In the material below, the lines containing the word "bits" are required; copy each of them.

>> START

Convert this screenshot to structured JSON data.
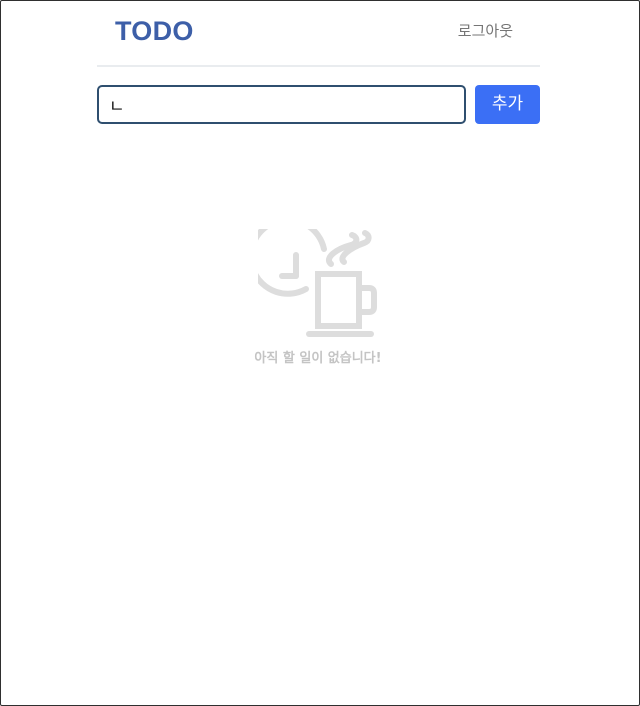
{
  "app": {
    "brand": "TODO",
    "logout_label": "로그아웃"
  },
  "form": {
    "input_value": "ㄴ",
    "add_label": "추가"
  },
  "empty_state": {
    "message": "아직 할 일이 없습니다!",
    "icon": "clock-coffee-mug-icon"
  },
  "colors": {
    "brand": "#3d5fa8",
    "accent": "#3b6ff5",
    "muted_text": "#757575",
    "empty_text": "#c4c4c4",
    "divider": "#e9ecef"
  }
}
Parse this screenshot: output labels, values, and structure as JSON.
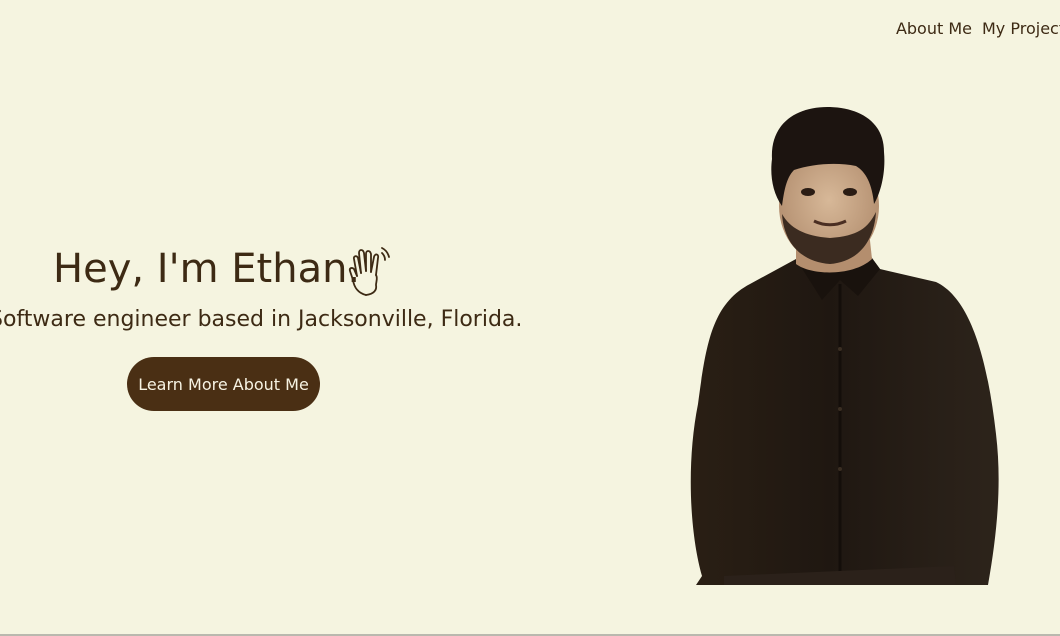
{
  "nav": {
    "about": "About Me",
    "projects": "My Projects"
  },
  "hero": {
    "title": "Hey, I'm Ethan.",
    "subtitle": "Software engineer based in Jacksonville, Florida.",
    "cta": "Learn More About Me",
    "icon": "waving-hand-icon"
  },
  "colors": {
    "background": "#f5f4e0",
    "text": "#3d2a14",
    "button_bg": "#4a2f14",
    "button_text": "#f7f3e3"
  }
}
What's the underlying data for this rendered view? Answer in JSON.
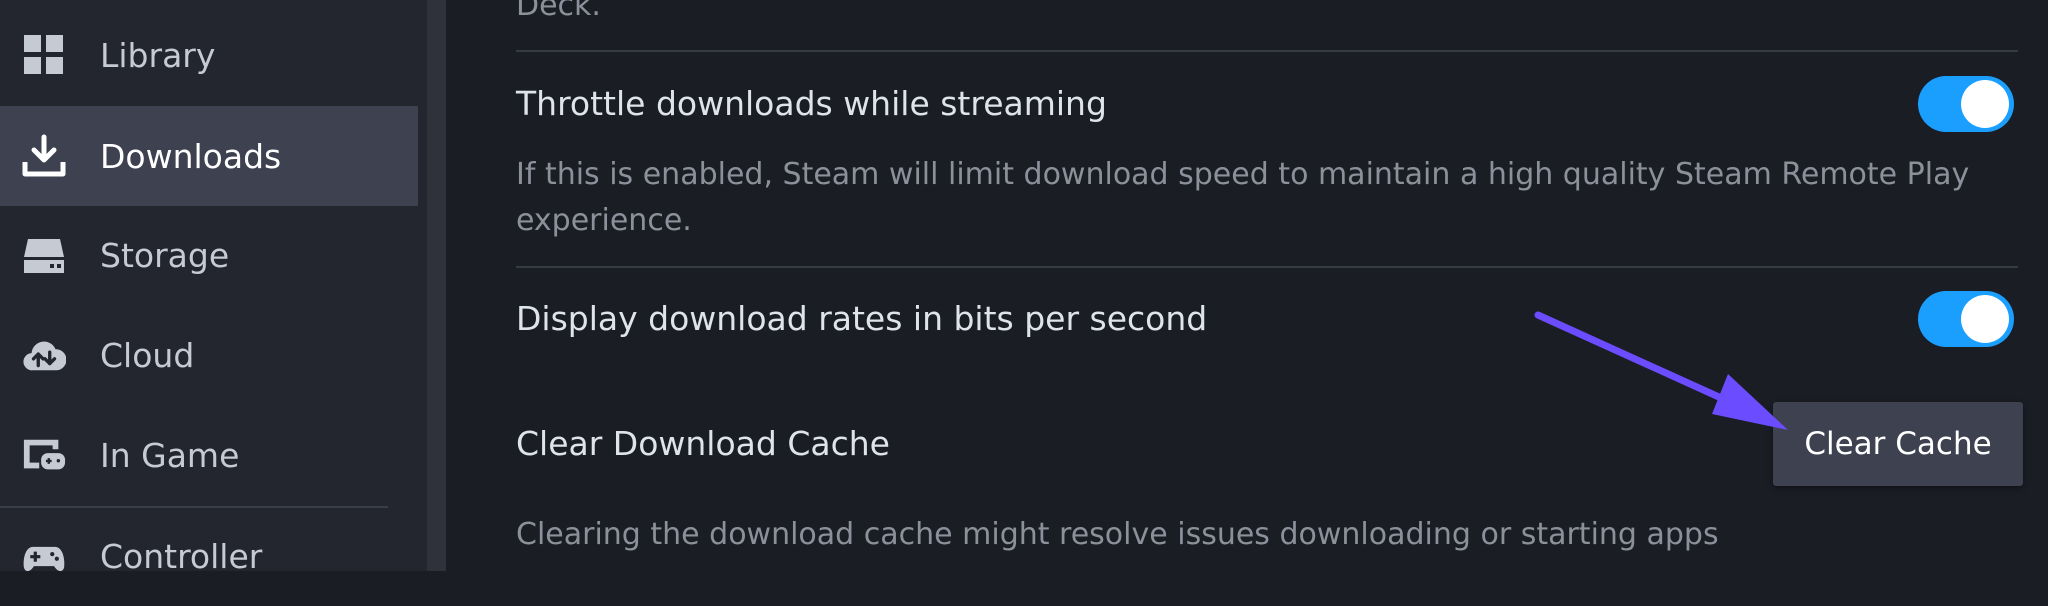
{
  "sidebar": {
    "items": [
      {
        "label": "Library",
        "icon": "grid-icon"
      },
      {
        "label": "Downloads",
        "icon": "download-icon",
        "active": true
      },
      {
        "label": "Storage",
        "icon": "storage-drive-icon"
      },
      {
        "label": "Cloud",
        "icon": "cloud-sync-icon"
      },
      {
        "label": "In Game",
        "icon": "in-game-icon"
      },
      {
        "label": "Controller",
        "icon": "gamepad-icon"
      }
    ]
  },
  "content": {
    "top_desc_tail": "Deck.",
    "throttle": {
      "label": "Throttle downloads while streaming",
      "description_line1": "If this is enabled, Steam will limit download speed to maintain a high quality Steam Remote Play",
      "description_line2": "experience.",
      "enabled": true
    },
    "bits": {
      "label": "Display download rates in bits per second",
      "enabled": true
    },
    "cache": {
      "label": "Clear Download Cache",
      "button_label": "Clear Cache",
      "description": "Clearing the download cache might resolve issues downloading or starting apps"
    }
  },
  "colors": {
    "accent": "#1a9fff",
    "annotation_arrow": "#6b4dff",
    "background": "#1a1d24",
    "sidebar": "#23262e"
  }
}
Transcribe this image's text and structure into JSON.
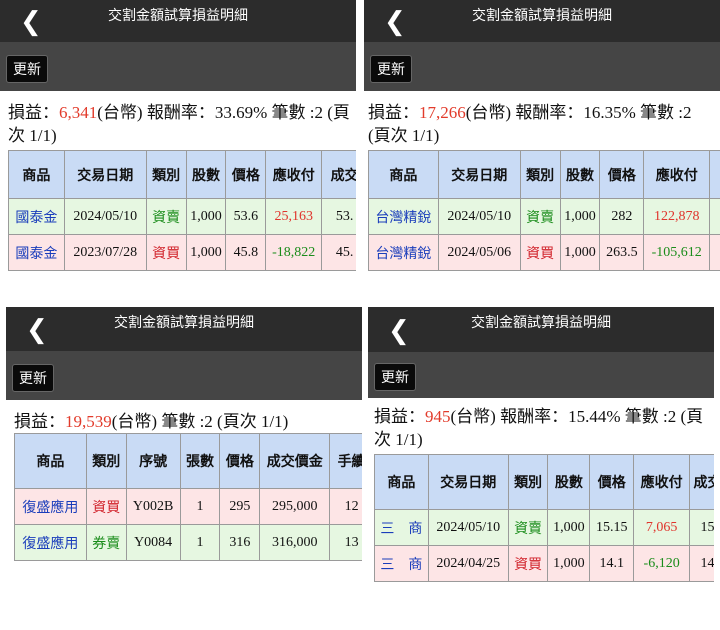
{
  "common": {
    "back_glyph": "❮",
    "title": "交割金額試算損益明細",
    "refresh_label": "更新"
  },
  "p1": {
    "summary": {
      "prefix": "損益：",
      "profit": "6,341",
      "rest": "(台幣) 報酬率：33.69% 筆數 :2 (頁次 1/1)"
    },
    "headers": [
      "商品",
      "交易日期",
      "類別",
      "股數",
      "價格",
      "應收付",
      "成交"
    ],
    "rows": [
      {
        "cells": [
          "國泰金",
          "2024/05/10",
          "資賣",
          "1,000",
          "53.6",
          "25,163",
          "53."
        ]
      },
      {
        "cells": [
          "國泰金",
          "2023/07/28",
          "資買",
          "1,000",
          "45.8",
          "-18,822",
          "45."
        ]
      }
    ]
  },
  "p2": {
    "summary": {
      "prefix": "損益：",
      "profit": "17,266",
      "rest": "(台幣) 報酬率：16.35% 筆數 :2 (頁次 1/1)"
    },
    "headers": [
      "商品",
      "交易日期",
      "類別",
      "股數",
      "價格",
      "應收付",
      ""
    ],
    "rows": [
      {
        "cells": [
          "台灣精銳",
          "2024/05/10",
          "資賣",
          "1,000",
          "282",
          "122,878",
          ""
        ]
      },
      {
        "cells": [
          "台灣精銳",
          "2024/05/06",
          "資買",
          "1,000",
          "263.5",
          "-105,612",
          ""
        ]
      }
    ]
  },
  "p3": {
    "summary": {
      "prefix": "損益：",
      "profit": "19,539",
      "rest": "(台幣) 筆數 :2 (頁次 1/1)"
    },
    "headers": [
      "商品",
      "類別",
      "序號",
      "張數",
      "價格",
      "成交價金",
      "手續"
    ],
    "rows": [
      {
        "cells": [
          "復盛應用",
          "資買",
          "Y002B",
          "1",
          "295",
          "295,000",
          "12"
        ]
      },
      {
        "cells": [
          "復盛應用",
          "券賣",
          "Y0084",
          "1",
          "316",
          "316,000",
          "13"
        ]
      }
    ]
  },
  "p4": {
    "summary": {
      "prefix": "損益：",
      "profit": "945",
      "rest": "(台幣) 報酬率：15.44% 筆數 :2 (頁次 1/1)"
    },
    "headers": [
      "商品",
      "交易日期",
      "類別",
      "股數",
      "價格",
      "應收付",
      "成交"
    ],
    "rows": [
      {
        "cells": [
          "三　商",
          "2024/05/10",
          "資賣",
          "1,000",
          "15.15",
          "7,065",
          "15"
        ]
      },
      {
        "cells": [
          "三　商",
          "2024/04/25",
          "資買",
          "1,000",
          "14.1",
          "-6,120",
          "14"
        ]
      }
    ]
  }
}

>> END

# [The result]
    "bits": {
      "label": "Display download rates in bits per second",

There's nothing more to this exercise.